• Exercise materials:

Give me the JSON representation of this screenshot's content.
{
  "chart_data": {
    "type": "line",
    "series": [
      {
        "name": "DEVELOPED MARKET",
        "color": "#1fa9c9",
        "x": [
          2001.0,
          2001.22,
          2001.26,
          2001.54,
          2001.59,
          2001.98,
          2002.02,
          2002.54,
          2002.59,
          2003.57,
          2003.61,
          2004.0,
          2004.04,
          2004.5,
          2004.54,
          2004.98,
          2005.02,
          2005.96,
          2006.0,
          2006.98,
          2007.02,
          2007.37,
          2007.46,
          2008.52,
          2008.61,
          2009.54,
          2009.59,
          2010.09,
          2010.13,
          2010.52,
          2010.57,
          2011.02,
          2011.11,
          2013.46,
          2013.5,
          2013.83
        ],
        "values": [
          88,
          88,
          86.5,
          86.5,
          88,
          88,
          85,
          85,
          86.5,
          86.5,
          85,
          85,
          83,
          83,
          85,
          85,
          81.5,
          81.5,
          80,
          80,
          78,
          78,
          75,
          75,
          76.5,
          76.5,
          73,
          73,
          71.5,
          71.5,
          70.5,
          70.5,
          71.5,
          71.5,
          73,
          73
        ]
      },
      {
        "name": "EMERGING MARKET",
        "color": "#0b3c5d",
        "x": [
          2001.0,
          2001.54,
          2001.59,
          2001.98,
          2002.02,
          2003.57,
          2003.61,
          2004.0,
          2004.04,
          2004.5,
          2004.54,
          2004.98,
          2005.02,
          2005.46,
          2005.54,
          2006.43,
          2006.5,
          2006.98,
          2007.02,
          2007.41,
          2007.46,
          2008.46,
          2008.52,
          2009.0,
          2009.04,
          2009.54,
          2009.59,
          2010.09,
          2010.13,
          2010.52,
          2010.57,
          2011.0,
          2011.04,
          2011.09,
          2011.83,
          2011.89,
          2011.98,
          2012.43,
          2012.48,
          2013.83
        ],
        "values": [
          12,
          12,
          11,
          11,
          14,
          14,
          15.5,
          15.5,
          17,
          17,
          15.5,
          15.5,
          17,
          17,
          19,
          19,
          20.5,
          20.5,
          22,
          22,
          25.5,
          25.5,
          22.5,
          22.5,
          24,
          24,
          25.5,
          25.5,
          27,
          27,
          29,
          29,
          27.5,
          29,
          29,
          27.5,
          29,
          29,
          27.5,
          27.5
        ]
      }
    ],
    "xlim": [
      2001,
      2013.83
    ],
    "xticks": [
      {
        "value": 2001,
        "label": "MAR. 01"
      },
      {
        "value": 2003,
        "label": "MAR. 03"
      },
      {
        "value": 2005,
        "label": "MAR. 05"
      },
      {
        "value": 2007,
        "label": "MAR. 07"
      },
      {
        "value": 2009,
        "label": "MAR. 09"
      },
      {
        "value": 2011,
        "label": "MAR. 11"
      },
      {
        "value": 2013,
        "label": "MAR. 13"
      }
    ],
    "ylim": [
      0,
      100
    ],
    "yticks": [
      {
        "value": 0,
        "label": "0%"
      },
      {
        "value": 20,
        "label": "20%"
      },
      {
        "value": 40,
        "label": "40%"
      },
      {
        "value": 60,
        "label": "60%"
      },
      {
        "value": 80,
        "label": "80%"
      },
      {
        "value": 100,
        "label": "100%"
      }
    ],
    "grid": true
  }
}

• What to do: Reproduce the complete data exactly as presented above.

• Written response:
Give me the JSON representation of this screenshot's content.
{
  "chart_data": {
    "type": "line",
    "series": [
      {
        "name": "DEVELOPED MARKET",
        "color": "#1fa9c9",
        "x": [
          2001.0,
          2001.22,
          2001.26,
          2001.54,
          2001.59,
          2001.98,
          2002.02,
          2002.54,
          2002.59,
          2003.57,
          2003.61,
          2004.0,
          2004.04,
          2004.5,
          2004.54,
          2004.98,
          2005.02,
          2005.96,
          2006.0,
          2006.98,
          2007.02,
          2007.37,
          2007.46,
          2008.52,
          2008.61,
          2009.54,
          2009.59,
          2010.09,
          2010.13,
          2010.52,
          2010.57,
          2011.02,
          2011.11,
          2013.46,
          2013.5,
          2013.83
        ],
        "values": [
          88,
          88,
          86.5,
          86.5,
          88,
          88,
          85,
          85,
          86.5,
          86.5,
          85,
          85,
          83,
          83,
          85,
          85,
          81.5,
          81.5,
          80,
          80,
          78,
          78,
          75,
          75,
          76.5,
          76.5,
          73,
          73,
          71.5,
          71.5,
          70.5,
          70.5,
          71.5,
          71.5,
          73,
          73
        ]
      },
      {
        "name": "EMERGING MARKET",
        "color": "#0b3c5d",
        "x": [
          2001.0,
          2001.54,
          2001.59,
          2001.98,
          2002.02,
          2003.57,
          2003.61,
          2004.0,
          2004.04,
          2004.5,
          2004.54,
          2004.98,
          2005.02,
          2005.46,
          2005.54,
          2006.43,
          2006.5,
          2006.98,
          2007.02,
          2007.41,
          2007.46,
          2008.46,
          2008.52,
          2009.0,
          2009.04,
          2009.54,
          2009.59,
          2010.09,
          2010.13,
          2010.52,
          2010.57,
          2011.0,
          2011.04,
          2011.09,
          2011.83,
          2011.89,
          2011.98,
          2012.43,
          2012.48,
          2013.83
        ],
        "values": [
          12,
          12,
          11,
          11,
          14,
          14,
          15.5,
          15.5,
          17,
          17,
          15.5,
          15.5,
          17,
          17,
          19,
          19,
          20.5,
          20.5,
          22,
          22,
          25.5,
          25.5,
          22.5,
          22.5,
          24,
          24,
          25.5,
          25.5,
          27,
          27,
          29,
          29,
          27.5,
          29,
          29,
          27.5,
          29,
          29,
          27.5,
          27.5
        ]
      }
    ],
    "xlim": [
      2001,
      2013.83
    ],
    "xticks": [
      {
        "value": 2001,
        "label": "MAR. 01"
      },
      {
        "value": 2003,
        "label": "MAR. 03"
      },
      {
        "value": 2005,
        "label": "MAR. 05"
      },
      {
        "value": 2007,
        "label": "MAR. 07"
      },
      {
        "value": 2009,
        "label": "MAR. 09"
      },
      {
        "value": 2011,
        "label": "MAR. 11"
      },
      {
        "value": 2013,
        "label": "MAR. 13"
      }
    ],
    "ylim": [
      0,
      100
    ],
    "yticks": [
      {
        "value": 0,
        "label": "0%"
      },
      {
        "value": 20,
        "label": "20%"
      },
      {
        "value": 40,
        "label": "40%"
      },
      {
        "value": 60,
        "label": "60%"
      },
      {
        "value": 80,
        "label": "80%"
      },
      {
        "value": 100,
        "label": "100%"
      }
    ],
    "grid": true
  }
}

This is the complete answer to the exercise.